> **Records for the exercise**
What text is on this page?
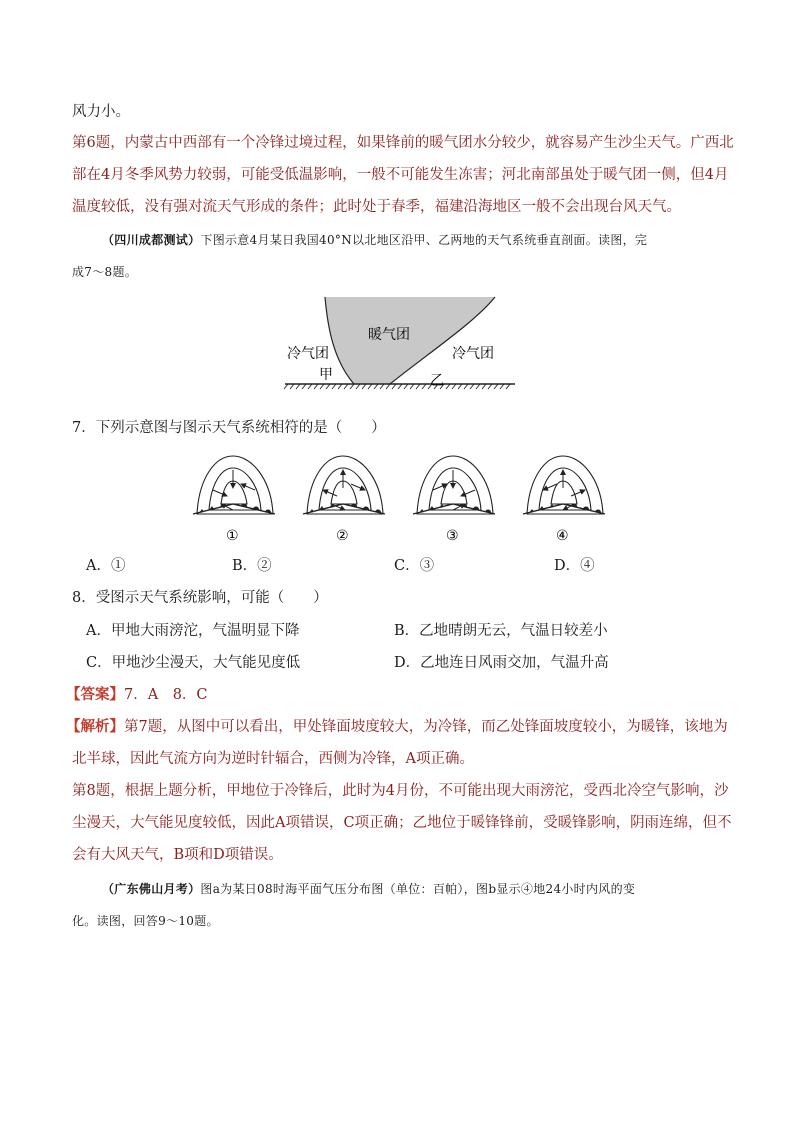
风力小。
第6题，内蒙古中西部有一个冷锋过境过程，如果锋前的暖气团水分较少，就容易产生沙尘天气。广西北
部在4月冬季风势力较弱，可能受低温影响，一般不可能发生冻害；河北南部虽处于暖气团一侧，但4月
温度较低，没有强对流天气形成的条件；此时处于春季，福建沿海地区一般不会出现台风天气。
（四川成都测试）下图示意4月某日我国40°N以北地区沿甲、乙两地的天气系统垂直剖面。读图，完
成7～8题。
暖气团
冷气团	冷气团
甲	乙
7．下列示意图与图示天气系统相符的是（　　）
①	②	③	④
A．①	B．②	C．③	D．④
8．受图示天气系统影响，可能（　　）
A．甲地大雨滂沱，气温明显下降	B．乙地晴朗无云，气温日较差小
C．甲地沙尘漫天，大气能见度低	D．乙地连日风雨交加，气温升高
【答案】7．A　8．C
【解析】第7题，从图中可以看出，甲处锋面坡度较大，为冷锋，而乙处锋面坡度较小，为暖锋，该地为
北半球，因此气流方向为逆时针辐合，西侧为冷锋，A项正确。
第8题，根据上题分析，甲地位于冷锋后，此时为4月份，不可能出现大雨滂沱，受西北冷空气影响，沙
尘漫天，大气能见度较低，因此A项错误，C项正确；乙地位于暖锋锋前，受暖锋影响，阴雨连绵，但不
会有大风天气，B项和D项错误。
（广东佛山月考）图a为某日08时海平面气压分布图（单位：百帕），图b显示④地24小时内风的变
化。读图，回答9～10题。
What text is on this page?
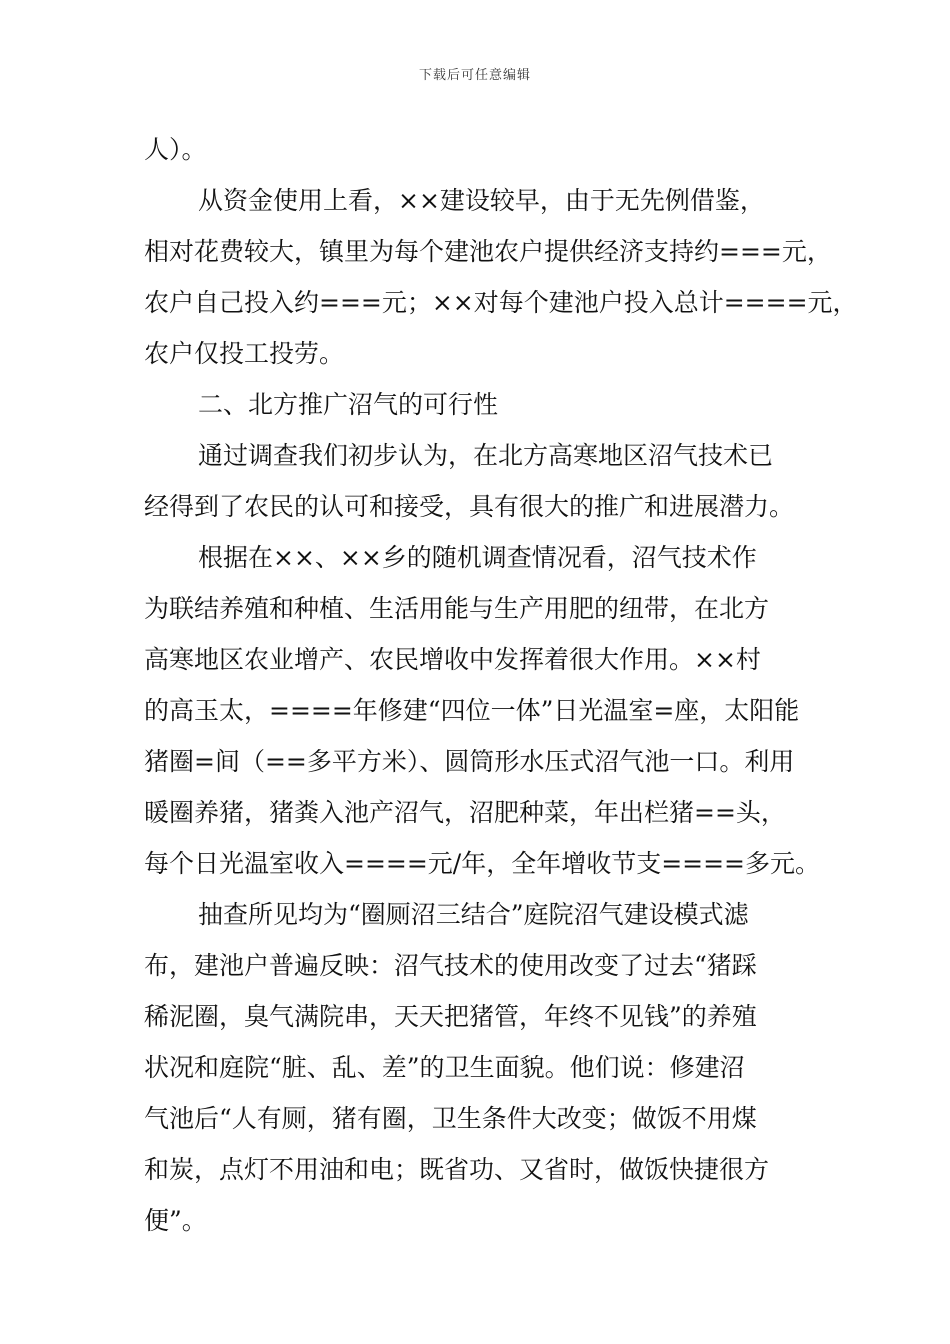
下载后可任意编辑
人）。
从资金使用上看，××建设较早，由于无先例借鉴，
相对花费较大，镇里为每个建池农户提供经济支持约===元，
农户自己投入约===元；××对每个建池户投入总计====元，
农户仅投工投劳。
二、北方推广沼气的可行性
通过调查我们初步认为，在北方高寒地区沼气技术已
经得到了农民的认可和接受，具有很大的推广和进展潜力。
根据在××、××乡的随机调查情况看，沼气技术作
为联结养殖和种植、生活用能与生产用肥的纽带，在北方
高寒地区农业增产、农民增收中发挥着很大作用。××村
的高玉太，====年修建“四位一体”日光温室=座，太阳能
猪圈=间（==多平方米）、圆筒形水压式沼气池一口。利用
暖圈养猪，猪粪入池产沼气，沼肥种菜，年出栏猪==头，
每个日光温室收入====元/年，全年增收节支====多元。
抽查所见均为“圈厕沼三结合”庭院沼气建设模式滤
布，建池户普遍反映：沼气技术的使用改变了过去“猪踩
稀泥圈，臭气满院串，天天把猪管，年终不见钱”的养殖
状况和庭院“脏、乱、差”的卫生面貌。他们说：修建沼
气池后“人有厕，猪有圈，卫生条件大改变；做饭不用煤
和炭，点灯不用油和电；既省功、又省时，做饭快捷很方
便”。
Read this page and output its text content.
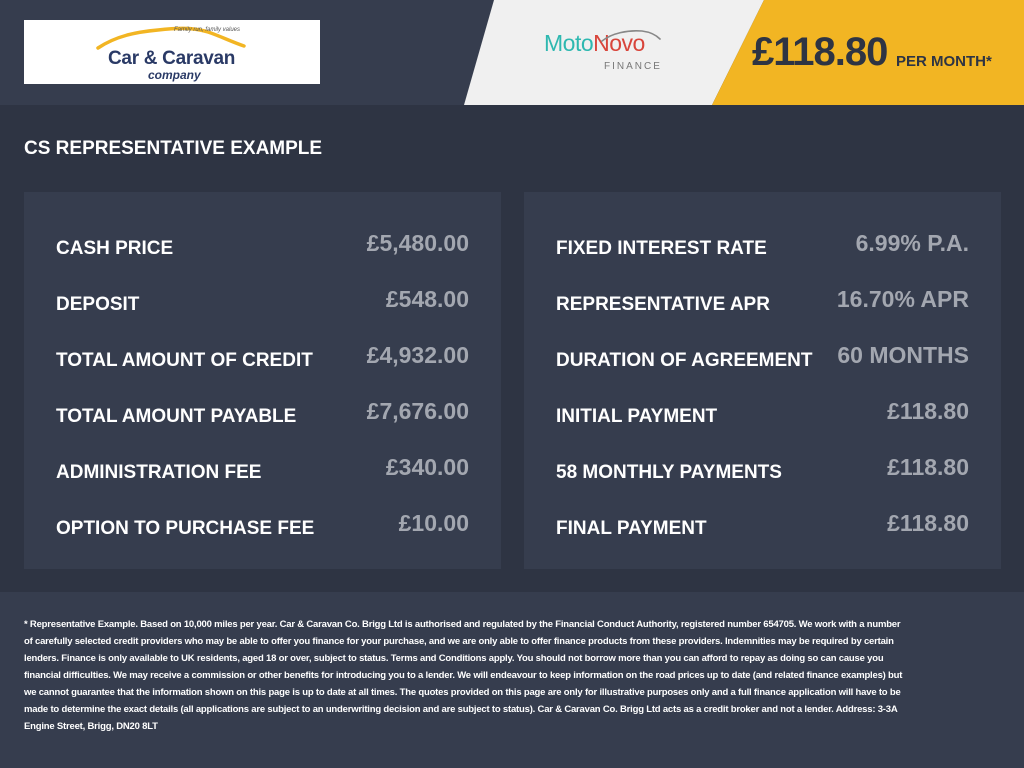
Family run, family values
Car & Caravan
company
MotoNovo
FINANCE £118.80 PER MONTH*
CS REPRESENTATIVE EXAMPLE
CASH PRICE	£5,480.00
DEPOSIT	£548.00
TOTAL AMOUNT OF CREDIT £4,932.00
TOTAL AMOUNT PAYABLE	£7,676.00
ADMINISTRATION FEE	£340.00
OPTION TO PURCHASE FEE	£10.00
FIXED INTEREST RATE	6.99% P.A.
REPRESENTATIVE APR	16.70% APR
DURATION OF AGREEMENT 60 MONTHS
INITIAL PAYMENT	£118.80
58 MONTHLY PAYMENTS	£118.80
FINAL PAYMENT	£118.80

* Representative Example. Based on 10,000 miles per year. Car & Caravan Co. Brigg Ltd is authorised and regulated by the Financial Conduct Authority, registered number 654705. We work with a number of carefully selected credit providers who may be able to offer you finance for your purchase, and we are only able to offer finance products from these providers. Indemnities may be required by certain lenders. Finance is only available to UK residents, aged 18 or over, subject to status. Terms and Conditions apply. You should not borrow more than you can afford to repay as doing so can cause you financial difficulties. We may receive a commission or other benefits for introducing you to a lender. We will endeavour to keep information on the road prices up to date (and related finance examples) but we cannot guarantee that the information shown on this page is up to date at all times. The quotes provided on this page are only for illustrative purposes only and a full finance application will have to be made to determine the exact details (all applications are subject to an underwriting decision and are subject to status). Car & Caravan Co. Brigg Ltd acts as a credit broker and not a lender. Address: 3-3A Engine Street, Brigg, DN20 8LT
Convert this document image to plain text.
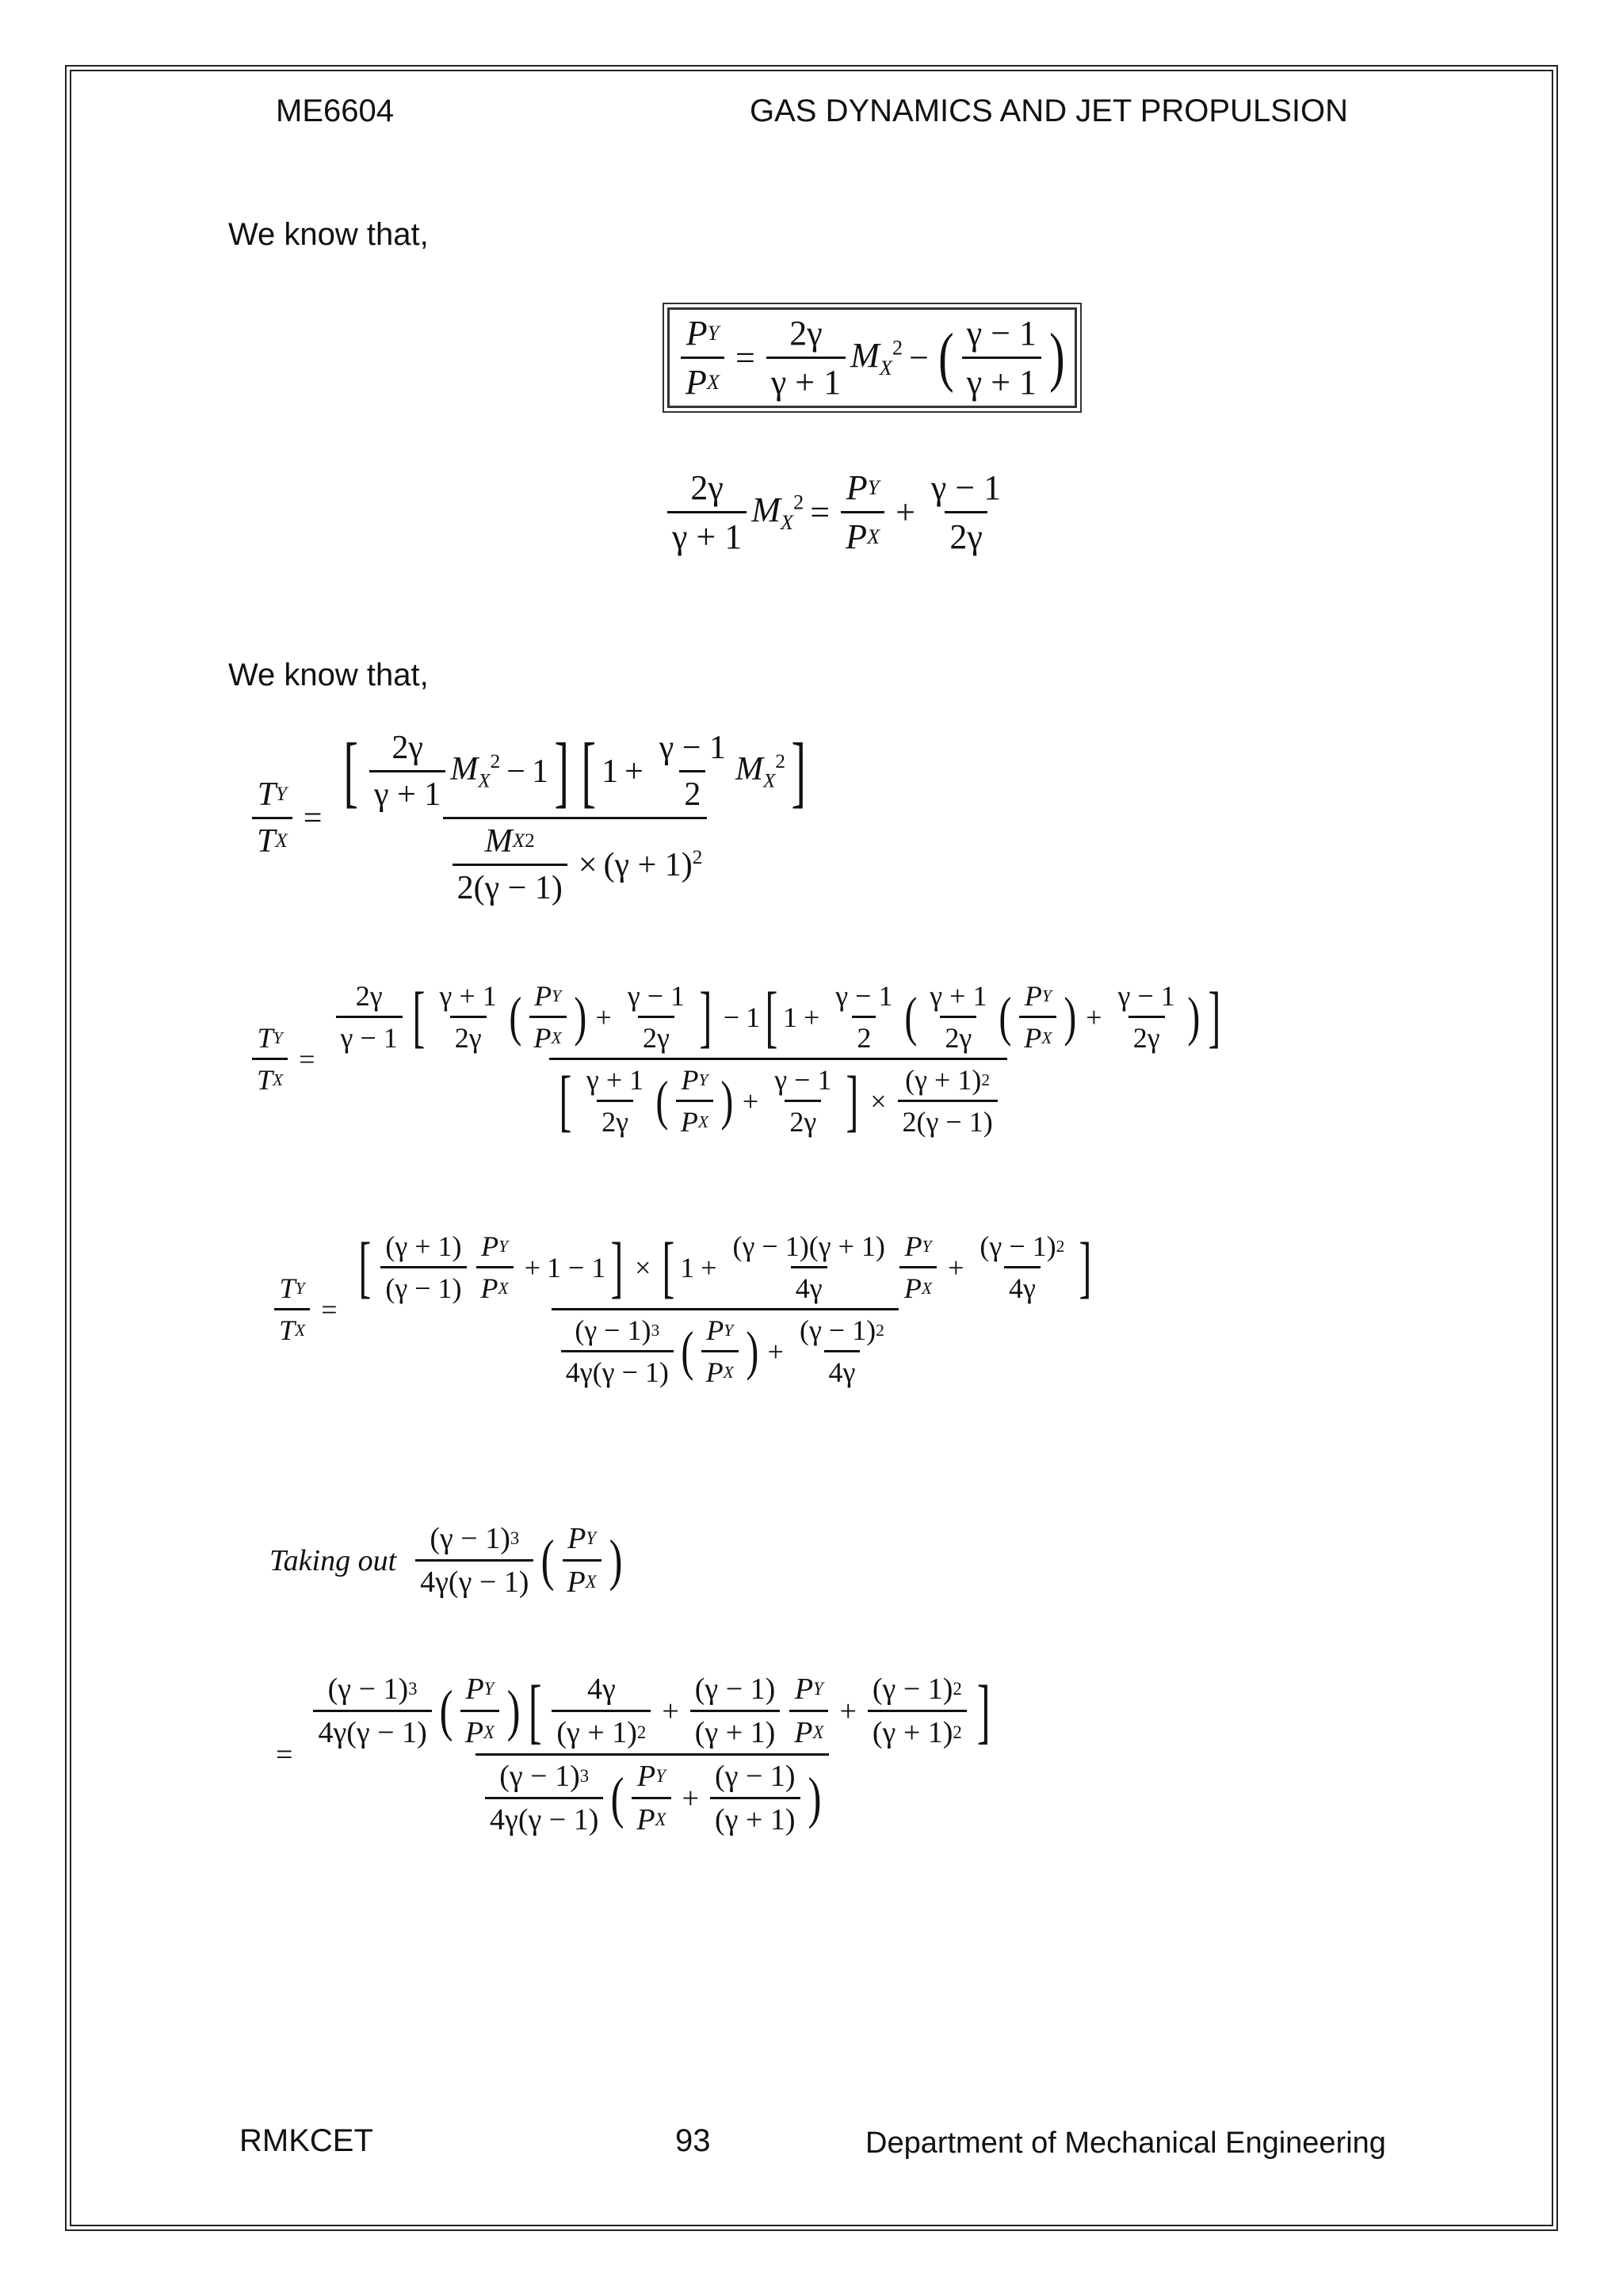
ME6604	GAS DYNAMICS AND JET PROPULSION
We know that,
$\frac{\text{P Y}}{\text{P X}} = \frac{2\gamma}{\gamma + 1} M_X^2$ − ( $\frac{\gamma - 1}{\gamma + 1}$ )
$\frac{2\gamma}{\gamma + 1} M_X^2 = \frac{\text{P Y}}{\text{P X}} + \frac{\gamma - 1}{2\gamma}$
We know that,
$\frac{\text{T Y}}{\text{T X}}$ =
[ $\frac{2\gamma}{\gamma + 1} M_X^2 - 1$ ] [ $1 + \frac{\gamma - 1}{2} M_X^2$ ]
$\frac{\text{M X 2}}{2(\gamma - 1)} \times (\gamma + 1)^2$
$\frac{\text{T Y}}{\text{T X}}$ =
$\frac{2\gamma}{\gamma - 1}$ [ $\frac{\gamma + 1}{2\gamma}$ ( $\frac{\text{P Y}}{\text{P X}}$ ) + $\frac{\gamma - 1}{2\gamma}$ ] − 1 [ $1 + \frac{\gamma - 1}{2}$ ( $\frac{\gamma + 1}{2\gamma}$ ( $\frac{\text{P Y}}{\text{P X}}$ ) + $\frac{\gamma - 1}{2\gamma}$ ) ]
[ $\frac{\gamma + 1}{2\gamma}$ ( $\frac{\text{P Y}}{\text{P X}}$ ) + $\frac{\gamma - 1}{2\gamma}$ ] × $\frac{(\gamma + 1) 2}{2(\gamma - 1)}$
$\frac{\text{T Y}}{\text{T X}}$ =
[ $\frac{(\gamma + 1)}{(\gamma - 1)} \frac{\text{P Y}}{\text{P X}} + 1 - 1$ ] × [ $1 + \frac{(\gamma - 1)(\gamma + 1)}{4\gamma} \frac{\text{P Y}}{\text{P X}} + \frac{(\gamma - 1) 2}{4\gamma}$ ]
$\frac{(\gamma - 1) 3}{4\gamma(\gamma - 1)}$ ( $\frac{\text{P Y}}{\text{P X}}$ ) + $\frac{(\gamma - 1) 2}{4\gamma}$
Taking out $\frac{(\gamma - 1) 3}{4\gamma(\gamma - 1)}$ ( $\frac{\text{P Y}}{\text{P X}}$ )
=
$\frac{(\gamma - 1) 3}{4\gamma(\gamma - 1)}$ ( $\frac{\text{P Y}}{\text{P X}}$ ) [ $\frac{4\gamma}{(\gamma + 1) 2} + \frac{(\gamma - 1)}{(\gamma + 1)} \frac{\text{P Y}}{\text{P X}} + \frac{(\gamma - 1) 2}{(\gamma + 1) 2}$ ]
$\frac{(\gamma - 1) 3}{4\gamma(\gamma - 1)}$ ( $\frac{\text{P Y}}{\text{P X}} + \frac{(\gamma - 1)}{(\gamma + 1)}$ )
RMKCET	93	Department of Mechanical Engineering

> **Aim**
Retype verbatim only the lines beginning with the line that contains "Convert this document image to plain text." and ending with the last line of the listing above; pictures are to be excluded.

> **Finished exercise**
Convert this document image to plain text.
ME6604	GAS DYNAMICS AND JET PROPULSION
We know that,
$\frac{\text{P Y}}{\text{P X}} = \frac{2\gamma}{\gamma + 1} M_X^2$ − ( $\frac{\gamma - 1}{\gamma + 1}$ )
$\frac{2\gamma}{\gamma + 1} M_X^2 = \frac{\text{P Y}}{\text{P X}} + \frac{\gamma - 1}{2\gamma}$
We know that,
$\frac{\text{T Y}}{\text{T X}}$ =
[ $\frac{2\gamma}{\gamma + 1} M_X^2 - 1$ ] [ $1 + \frac{\gamma - 1}{2} M_X^2$ ]
$\frac{\text{M X 2}}{2(\gamma - 1)} \times (\gamma + 1)^2$
$\frac{\text{T Y}}{\text{T X}}$ =
$\frac{2\gamma}{\gamma - 1}$ [ $\frac{\gamma + 1}{2\gamma}$ ( $\frac{\text{P Y}}{\text{P X}}$ ) + $\frac{\gamma - 1}{2\gamma}$ ] − 1 [ $1 + \frac{\gamma - 1}{2}$ ( $\frac{\gamma + 1}{2\gamma}$ ( $\frac{\text{P Y}}{\text{P X}}$ ) + $\frac{\gamma - 1}{2\gamma}$ ) ]
[ $\frac{\gamma + 1}{2\gamma}$ ( $\frac{\text{P Y}}{\text{P X}}$ ) + $\frac{\gamma - 1}{2\gamma}$ ] × $\frac{(\gamma + 1) 2}{2(\gamma - 1)}$
$\frac{\text{T Y}}{\text{T X}}$ =
[ $\frac{(\gamma + 1)}{(\gamma - 1)} \frac{\text{P Y}}{\text{P X}} + 1 - 1$ ] × [ $1 + \frac{(\gamma - 1)(\gamma + 1)}{4\gamma} \frac{\text{P Y}}{\text{P X}} + \frac{(\gamma - 1) 2}{4\gamma}$ ]
$\frac{(\gamma - 1) 3}{4\gamma(\gamma - 1)}$ ( $\frac{\text{P Y}}{\text{P X}}$ ) + $\frac{(\gamma - 1) 2}{4\gamma}$
Taking out $\frac{(\gamma - 1) 3}{4\gamma(\gamma - 1)}$ ( $\frac{\text{P Y}}{\text{P X}}$ )
=
$\frac{(\gamma - 1) 3}{4\gamma(\gamma - 1)}$ ( $\frac{\text{P Y}}{\text{P X}}$ ) [ $\frac{4\gamma}{(\gamma + 1) 2} + \frac{(\gamma - 1)}{(\gamma + 1)} \frac{\text{P Y}}{\text{P X}} + \frac{(\gamma - 1) 2}{(\gamma + 1) 2}$ ]
$\frac{(\gamma - 1) 3}{4\gamma(\gamma - 1)}$ ( $\frac{\text{P Y}}{\text{P X}} + \frac{(\gamma - 1)}{(\gamma + 1)}$ )
RMKCET	93	Department of Mechanical Engineering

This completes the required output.